● **WRITTEN TASK**: In the following material, identify every line holding the string "Transcribe" and return it.

[Records from a dataset]
--------------------------------

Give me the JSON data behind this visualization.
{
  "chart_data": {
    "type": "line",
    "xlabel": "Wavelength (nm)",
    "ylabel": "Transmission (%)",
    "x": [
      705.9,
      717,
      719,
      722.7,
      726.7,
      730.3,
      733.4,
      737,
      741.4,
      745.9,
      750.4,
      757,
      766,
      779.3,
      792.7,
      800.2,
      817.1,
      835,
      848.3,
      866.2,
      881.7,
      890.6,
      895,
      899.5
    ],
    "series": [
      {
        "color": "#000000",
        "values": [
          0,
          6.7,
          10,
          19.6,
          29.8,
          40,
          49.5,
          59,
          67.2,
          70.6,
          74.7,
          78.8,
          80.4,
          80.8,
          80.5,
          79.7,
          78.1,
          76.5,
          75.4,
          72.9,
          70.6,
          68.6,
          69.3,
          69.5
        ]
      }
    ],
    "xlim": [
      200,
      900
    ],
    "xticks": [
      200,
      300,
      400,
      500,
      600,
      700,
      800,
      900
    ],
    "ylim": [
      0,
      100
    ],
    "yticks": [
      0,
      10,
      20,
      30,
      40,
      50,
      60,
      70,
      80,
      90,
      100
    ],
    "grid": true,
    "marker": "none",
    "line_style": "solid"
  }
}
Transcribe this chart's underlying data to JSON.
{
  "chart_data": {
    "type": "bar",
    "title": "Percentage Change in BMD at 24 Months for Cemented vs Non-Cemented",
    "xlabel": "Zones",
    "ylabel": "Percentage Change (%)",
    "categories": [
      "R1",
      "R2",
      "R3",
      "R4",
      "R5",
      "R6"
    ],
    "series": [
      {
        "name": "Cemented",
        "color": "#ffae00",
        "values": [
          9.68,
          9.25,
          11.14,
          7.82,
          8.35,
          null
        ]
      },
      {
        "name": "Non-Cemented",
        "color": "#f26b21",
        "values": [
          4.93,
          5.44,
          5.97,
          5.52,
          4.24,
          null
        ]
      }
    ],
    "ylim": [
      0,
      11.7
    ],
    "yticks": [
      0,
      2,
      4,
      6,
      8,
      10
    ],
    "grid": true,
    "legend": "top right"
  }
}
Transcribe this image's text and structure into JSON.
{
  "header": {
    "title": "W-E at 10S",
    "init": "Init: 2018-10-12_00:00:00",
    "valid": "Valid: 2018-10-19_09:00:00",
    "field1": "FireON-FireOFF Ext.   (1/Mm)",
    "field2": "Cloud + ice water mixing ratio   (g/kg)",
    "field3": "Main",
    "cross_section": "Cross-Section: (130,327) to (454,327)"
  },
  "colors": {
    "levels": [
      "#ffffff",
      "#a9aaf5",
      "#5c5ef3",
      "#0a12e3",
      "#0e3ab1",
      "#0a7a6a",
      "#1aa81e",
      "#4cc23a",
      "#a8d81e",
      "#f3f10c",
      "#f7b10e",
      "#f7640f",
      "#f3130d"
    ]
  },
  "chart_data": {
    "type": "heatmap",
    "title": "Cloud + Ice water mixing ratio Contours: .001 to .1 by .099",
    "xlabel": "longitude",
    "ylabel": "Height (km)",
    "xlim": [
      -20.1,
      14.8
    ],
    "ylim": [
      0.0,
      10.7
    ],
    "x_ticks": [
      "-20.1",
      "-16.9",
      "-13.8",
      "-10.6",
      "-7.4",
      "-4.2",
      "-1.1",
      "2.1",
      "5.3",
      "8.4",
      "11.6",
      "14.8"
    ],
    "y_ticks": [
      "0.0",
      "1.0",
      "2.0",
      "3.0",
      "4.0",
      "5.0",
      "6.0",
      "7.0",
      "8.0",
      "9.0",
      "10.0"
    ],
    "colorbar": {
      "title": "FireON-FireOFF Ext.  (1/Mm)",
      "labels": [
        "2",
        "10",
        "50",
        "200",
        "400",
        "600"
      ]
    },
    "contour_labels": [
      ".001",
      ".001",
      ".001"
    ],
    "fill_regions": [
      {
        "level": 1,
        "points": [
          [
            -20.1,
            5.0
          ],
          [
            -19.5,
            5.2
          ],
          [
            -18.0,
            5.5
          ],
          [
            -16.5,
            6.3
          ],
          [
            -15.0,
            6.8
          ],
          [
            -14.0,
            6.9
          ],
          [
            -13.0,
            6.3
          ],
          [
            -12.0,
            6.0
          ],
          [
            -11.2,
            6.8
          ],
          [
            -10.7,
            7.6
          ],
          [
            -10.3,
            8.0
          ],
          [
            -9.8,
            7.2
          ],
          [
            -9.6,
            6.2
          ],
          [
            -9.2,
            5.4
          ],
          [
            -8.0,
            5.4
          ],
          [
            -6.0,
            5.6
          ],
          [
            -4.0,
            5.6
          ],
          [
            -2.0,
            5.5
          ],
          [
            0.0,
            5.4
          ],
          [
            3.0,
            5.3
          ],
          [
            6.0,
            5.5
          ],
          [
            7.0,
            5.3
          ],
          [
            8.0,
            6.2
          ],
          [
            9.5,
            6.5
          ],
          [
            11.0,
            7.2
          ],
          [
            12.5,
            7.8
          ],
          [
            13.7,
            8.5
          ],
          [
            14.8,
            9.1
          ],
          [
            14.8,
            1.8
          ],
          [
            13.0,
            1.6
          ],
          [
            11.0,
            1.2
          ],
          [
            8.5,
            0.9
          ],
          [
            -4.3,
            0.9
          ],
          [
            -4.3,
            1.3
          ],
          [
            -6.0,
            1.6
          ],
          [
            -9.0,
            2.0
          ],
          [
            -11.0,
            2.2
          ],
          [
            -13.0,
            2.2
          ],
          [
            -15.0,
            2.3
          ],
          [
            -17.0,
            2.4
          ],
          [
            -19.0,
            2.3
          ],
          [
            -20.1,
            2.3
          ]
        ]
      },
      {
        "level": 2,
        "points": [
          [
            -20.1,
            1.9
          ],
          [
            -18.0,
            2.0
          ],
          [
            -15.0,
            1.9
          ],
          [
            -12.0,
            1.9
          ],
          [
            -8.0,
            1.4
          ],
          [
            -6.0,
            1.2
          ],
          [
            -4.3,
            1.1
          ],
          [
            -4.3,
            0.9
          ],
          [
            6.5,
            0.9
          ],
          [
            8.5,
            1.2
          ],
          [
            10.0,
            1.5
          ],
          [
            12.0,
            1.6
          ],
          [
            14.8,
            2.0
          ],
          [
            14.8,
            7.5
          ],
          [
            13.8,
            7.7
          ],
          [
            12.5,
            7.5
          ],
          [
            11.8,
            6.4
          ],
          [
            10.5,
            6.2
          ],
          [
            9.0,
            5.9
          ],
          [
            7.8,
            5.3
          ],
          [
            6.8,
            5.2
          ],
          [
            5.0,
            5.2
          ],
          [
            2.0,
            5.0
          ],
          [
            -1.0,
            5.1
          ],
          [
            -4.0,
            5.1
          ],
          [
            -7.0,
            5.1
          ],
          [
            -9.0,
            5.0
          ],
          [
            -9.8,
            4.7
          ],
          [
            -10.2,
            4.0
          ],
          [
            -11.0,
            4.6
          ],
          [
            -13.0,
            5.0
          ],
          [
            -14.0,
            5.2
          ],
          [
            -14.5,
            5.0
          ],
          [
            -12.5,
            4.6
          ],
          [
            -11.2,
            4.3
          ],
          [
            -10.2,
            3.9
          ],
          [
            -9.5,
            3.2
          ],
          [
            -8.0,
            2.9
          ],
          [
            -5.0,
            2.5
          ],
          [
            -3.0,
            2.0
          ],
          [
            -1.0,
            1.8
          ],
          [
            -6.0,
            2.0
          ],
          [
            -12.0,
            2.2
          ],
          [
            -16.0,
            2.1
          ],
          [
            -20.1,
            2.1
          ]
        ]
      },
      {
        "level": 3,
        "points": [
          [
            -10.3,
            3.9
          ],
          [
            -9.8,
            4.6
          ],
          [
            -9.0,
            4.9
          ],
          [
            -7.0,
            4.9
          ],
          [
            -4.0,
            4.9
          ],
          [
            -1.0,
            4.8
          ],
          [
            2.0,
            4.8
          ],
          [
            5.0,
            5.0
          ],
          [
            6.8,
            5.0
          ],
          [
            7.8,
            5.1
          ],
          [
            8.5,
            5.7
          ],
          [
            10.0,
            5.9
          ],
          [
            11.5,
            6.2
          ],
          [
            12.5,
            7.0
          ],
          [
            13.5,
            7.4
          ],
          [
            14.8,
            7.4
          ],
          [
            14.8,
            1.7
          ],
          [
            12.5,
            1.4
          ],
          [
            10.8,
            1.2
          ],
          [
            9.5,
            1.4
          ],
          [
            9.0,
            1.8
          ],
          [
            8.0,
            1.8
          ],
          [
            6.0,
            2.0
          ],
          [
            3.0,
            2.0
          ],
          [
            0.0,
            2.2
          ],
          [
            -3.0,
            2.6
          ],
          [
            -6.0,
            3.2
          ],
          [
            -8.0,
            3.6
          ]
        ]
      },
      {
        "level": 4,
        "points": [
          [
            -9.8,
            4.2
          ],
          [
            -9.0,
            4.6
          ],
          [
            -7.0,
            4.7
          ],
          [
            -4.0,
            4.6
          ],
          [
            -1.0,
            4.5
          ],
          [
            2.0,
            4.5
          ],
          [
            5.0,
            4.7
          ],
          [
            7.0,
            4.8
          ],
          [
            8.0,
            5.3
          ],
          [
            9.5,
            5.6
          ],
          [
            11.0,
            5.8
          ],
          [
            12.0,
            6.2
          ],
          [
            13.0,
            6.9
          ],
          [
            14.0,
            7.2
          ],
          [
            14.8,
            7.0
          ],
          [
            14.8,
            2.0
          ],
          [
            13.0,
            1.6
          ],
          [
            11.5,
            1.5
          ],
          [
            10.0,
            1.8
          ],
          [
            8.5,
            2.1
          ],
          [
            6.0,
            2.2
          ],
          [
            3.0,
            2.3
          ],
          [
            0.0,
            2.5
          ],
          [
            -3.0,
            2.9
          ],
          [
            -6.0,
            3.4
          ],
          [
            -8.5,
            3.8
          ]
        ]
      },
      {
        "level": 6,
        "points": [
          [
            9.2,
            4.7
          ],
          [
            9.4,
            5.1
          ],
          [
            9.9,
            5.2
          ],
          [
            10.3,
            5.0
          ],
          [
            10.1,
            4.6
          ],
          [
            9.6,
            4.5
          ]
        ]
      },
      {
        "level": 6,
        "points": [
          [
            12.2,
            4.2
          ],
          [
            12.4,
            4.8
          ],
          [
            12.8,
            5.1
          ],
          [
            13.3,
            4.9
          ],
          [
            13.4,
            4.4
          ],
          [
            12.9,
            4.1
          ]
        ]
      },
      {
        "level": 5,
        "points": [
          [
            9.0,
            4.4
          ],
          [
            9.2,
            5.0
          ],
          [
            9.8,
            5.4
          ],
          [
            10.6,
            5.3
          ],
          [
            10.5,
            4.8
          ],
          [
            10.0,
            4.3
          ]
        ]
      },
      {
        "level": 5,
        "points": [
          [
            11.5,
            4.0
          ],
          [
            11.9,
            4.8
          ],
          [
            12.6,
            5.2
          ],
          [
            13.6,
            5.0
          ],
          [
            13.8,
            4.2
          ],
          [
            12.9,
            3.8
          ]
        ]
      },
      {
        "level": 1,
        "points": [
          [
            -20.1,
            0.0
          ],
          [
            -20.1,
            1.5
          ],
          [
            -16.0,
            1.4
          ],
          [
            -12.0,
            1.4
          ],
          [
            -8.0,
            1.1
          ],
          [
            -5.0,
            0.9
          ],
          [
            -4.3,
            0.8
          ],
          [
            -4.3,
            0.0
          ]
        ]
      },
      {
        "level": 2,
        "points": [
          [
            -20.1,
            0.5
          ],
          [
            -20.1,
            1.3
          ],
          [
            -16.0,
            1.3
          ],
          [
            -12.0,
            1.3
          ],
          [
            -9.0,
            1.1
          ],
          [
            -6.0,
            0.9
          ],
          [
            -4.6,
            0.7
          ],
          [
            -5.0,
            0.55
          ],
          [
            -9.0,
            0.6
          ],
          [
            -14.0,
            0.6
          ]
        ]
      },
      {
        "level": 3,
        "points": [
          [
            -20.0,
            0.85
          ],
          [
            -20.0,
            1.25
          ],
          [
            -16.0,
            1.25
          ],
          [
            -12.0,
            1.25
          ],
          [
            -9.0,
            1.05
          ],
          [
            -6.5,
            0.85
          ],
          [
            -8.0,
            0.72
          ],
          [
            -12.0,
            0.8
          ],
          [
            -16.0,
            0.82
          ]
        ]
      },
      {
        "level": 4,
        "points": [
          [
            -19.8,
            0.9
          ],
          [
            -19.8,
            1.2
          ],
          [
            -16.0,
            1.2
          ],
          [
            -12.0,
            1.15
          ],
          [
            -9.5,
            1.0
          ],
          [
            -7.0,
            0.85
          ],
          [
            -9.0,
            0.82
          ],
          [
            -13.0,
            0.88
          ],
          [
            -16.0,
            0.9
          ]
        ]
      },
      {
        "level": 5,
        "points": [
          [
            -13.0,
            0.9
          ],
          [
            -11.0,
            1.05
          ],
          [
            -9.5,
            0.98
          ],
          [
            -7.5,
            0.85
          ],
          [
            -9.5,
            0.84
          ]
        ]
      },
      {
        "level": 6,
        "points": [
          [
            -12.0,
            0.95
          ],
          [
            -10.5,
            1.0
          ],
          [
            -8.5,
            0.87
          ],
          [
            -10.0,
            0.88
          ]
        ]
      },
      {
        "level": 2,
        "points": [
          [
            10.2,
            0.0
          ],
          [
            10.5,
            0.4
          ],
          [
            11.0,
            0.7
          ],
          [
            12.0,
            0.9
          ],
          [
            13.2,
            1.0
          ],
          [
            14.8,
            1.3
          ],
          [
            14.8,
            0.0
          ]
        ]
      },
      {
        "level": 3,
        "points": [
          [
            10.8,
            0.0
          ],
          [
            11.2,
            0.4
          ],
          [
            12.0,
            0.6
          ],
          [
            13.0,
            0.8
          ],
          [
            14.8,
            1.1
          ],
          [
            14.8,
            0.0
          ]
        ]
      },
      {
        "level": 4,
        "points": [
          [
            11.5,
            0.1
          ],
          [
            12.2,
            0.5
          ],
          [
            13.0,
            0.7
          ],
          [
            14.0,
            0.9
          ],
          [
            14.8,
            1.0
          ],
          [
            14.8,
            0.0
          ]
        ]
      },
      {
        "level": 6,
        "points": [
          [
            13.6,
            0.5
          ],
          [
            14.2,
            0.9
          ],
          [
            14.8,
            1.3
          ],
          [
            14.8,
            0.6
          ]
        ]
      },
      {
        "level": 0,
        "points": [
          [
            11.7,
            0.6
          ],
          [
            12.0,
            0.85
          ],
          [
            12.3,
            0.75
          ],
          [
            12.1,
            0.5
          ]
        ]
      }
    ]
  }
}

--------------------------------

● **EXERCISE SOLUTION**:
Transcribe this chart's underlying data to JSON.
Transcribe this image's text and structure into JSON.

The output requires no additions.